* _WRITTEN REQUEST_
Exclude the pictures, then copy all remaining records exactly.

* _DATA SECTION_
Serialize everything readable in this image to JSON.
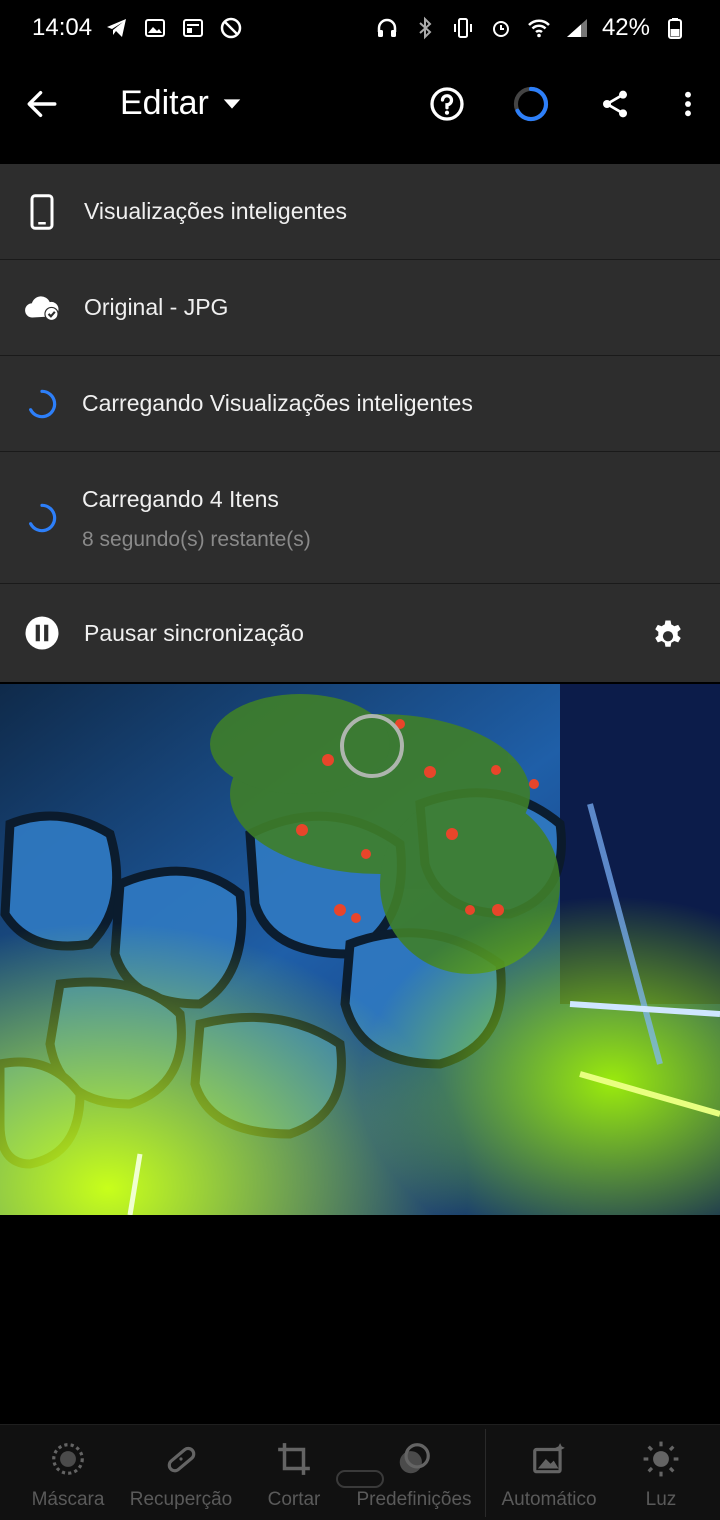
{
  "status_bar": {
    "time": "14:04",
    "battery": "42%",
    "left_icons": [
      "telegram-icon",
      "gallery-icon",
      "news-icon",
      "blocked-icon"
    ],
    "right_icons": [
      "headset-icon",
      "bluetooth-icon",
      "vibrate-icon",
      "alarm-icon",
      "wifi-icon",
      "signal-icon",
      "battery-icon"
    ]
  },
  "header": {
    "title": "Editar",
    "buttons": [
      "back-arrow-icon",
      "chevron-down-icon",
      "help-icon",
      "sync-progress-icon",
      "share-icon",
      "more-vert-icon"
    ]
  },
  "sync_panel": {
    "smart_previews": "Visualizações inteligentes",
    "original": "Original - JPG",
    "loading_previews": "Carregando Visualizações inteligentes",
    "loading_items": "Carregando 4 Itens",
    "remaining": "8 segundo(s) restante(s)",
    "pause": "Pausar sincronização"
  },
  "toolbar": {
    "items": [
      {
        "label": "Máscara",
        "icon": "mask-icon"
      },
      {
        "label": "Recuperção",
        "icon": "healing-bandage-icon"
      },
      {
        "label": "Cortar",
        "icon": "crop-icon"
      },
      {
        "label": "Predefinições",
        "icon": "presets-icon"
      },
      {
        "label": "Automático",
        "icon": "auto-image-icon"
      },
      {
        "label": "Luz",
        "icon": "sun-icon"
      }
    ]
  },
  "colors": {
    "accent": "#2d7ff9",
    "panel": "#2d2d2d",
    "background": "#000000"
  }
}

* _ANSWER TO THE PROBLEM_
Serialize everything readable in this image to JSON.
{
  "status_bar": {
    "time": "14:04",
    "battery": "42%",
    "left_icons": [
      "telegram-icon",
      "gallery-icon",
      "news-icon",
      "blocked-icon"
    ],
    "right_icons": [
      "headset-icon",
      "bluetooth-icon",
      "vibrate-icon",
      "alarm-icon",
      "wifi-icon",
      "signal-icon",
      "battery-icon"
    ]
  },
  "header": {
    "title": "Editar",
    "buttons": [
      "back-arrow-icon",
      "chevron-down-icon",
      "help-icon",
      "sync-progress-icon",
      "share-icon",
      "more-vert-icon"
    ]
  },
  "sync_panel": {
    "smart_previews": "Visualizações inteligentes",
    "original": "Original - JPG",
    "loading_previews": "Carregando Visualizações inteligentes",
    "loading_items": "Carregando 4 Itens",
    "remaining": "8 segundo(s) restante(s)",
    "pause": "Pausar sincronização"
  },
  "toolbar": {
    "items": [
      {
        "label": "Máscara",
        "icon": "mask-icon"
      },
      {
        "label": "Recuperção",
        "icon": "healing-bandage-icon"
      },
      {
        "label": "Cortar",
        "icon": "crop-icon"
      },
      {
        "label": "Predefinições",
        "icon": "presets-icon"
      },
      {
        "label": "Automático",
        "icon": "auto-image-icon"
      },
      {
        "label": "Luz",
        "icon": "sun-icon"
      }
    ]
  },
  "colors": {
    "accent": "#2d7ff9",
    "panel": "#2d2d2d",
    "background": "#000000"
  }
}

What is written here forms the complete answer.